Skip the images and return the records below exactly.

══ Dataset content

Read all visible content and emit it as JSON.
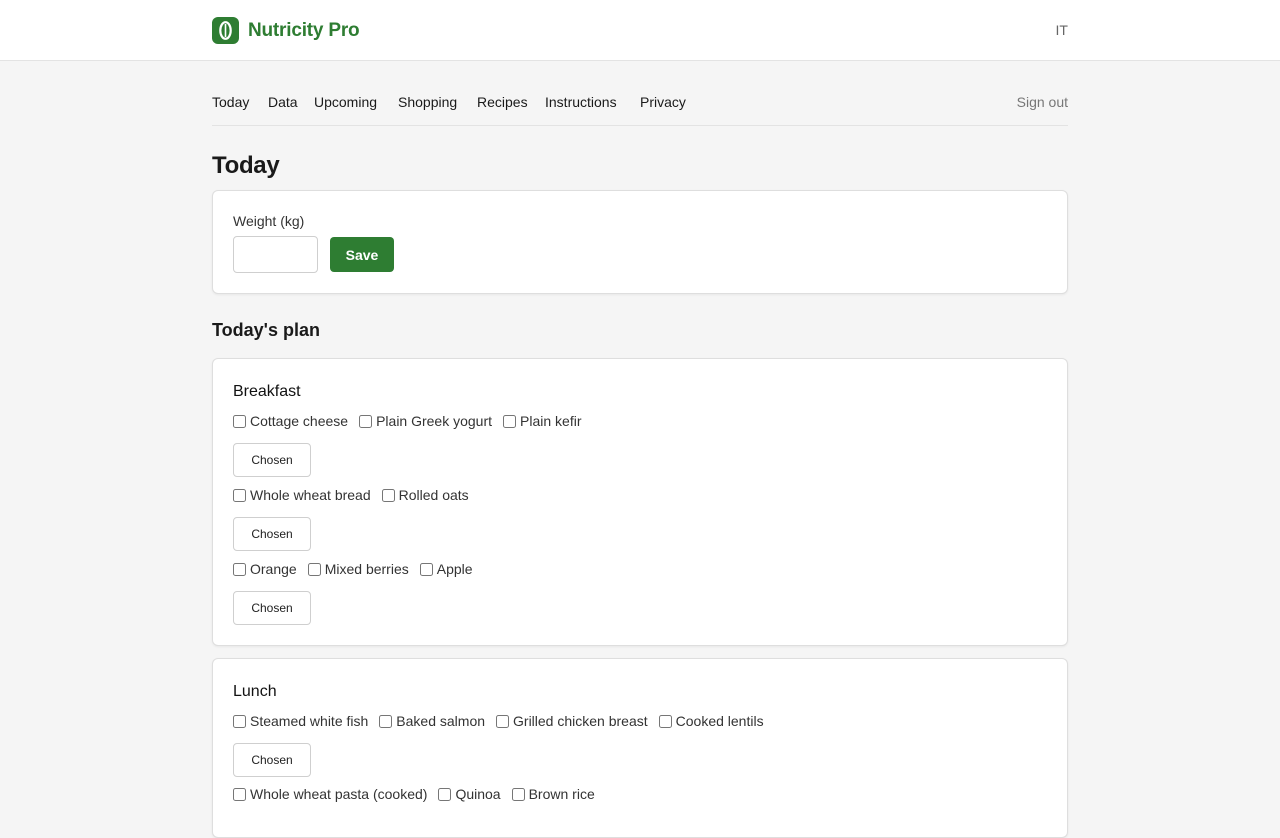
{
  "app": {
    "brand_name": "Nutricity Pro",
    "accent_color": "#2e7d32",
    "logo_icon": "leaf-icon",
    "language": "IT"
  },
  "nav": {
    "items": [
      "Today",
      "Data",
      "Upcoming",
      "Shopping",
      "Recipes",
      "Instructions",
      "Privacy"
    ],
    "sign_out": "Sign out"
  },
  "page": {
    "title": "Today"
  },
  "weight": {
    "label": "Weight (kg)",
    "value": "",
    "save_label": "Save"
  },
  "plan": {
    "title": "Today's plan",
    "chosen_label": "Chosen",
    "breakfast": {
      "title": "Breakfast",
      "groups": [
        [
          "Cottage cheese",
          "Plain Greek yogurt",
          "Plain kefir"
        ],
        [
          "Whole wheat bread",
          "Rolled oats"
        ],
        [
          "Orange",
          "Mixed berries",
          "Apple"
        ]
      ]
    },
    "lunch": {
      "title": "Lunch",
      "groups": [
        [
          "Steamed white fish",
          "Baked salmon",
          "Grilled chicken breast",
          "Cooked lentils"
        ],
        [
          "Whole wheat pasta (cooked)",
          "Quinoa",
          "Brown rice"
        ]
      ]
    }
  }
}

════

→ Full answer:
Read all visible content and emit it as JSON.
{
  "app": {
    "brand_name": "Nutricity Pro",
    "accent_color": "#2e7d32",
    "logo_icon": "leaf-icon",
    "language": "IT"
  },
  "nav": {
    "items": [
      "Today",
      "Data",
      "Upcoming",
      "Shopping",
      "Recipes",
      "Instructions",
      "Privacy"
    ],
    "sign_out": "Sign out"
  },
  "page": {
    "title": "Today"
  },
  "weight": {
    "label": "Weight (kg)",
    "value": "",
    "save_label": "Save"
  },
  "plan": {
    "title": "Today's plan",
    "chosen_label": "Chosen",
    "breakfast": {
      "title": "Breakfast",
      "groups": [
        [
          "Cottage cheese",
          "Plain Greek yogurt",
          "Plain kefir"
        ],
        [
          "Whole wheat bread",
          "Rolled oats"
        ],
        [
          "Orange",
          "Mixed berries",
          "Apple"
        ]
      ]
    },
    "lunch": {
      "title": "Lunch",
      "groups": [
        [
          "Steamed white fish",
          "Baked salmon",
          "Grilled chicken breast",
          "Cooked lentils"
        ],
        [
          "Whole wheat pasta (cooked)",
          "Quinoa",
          "Brown rice"
        ]
      ]
    }
  }
}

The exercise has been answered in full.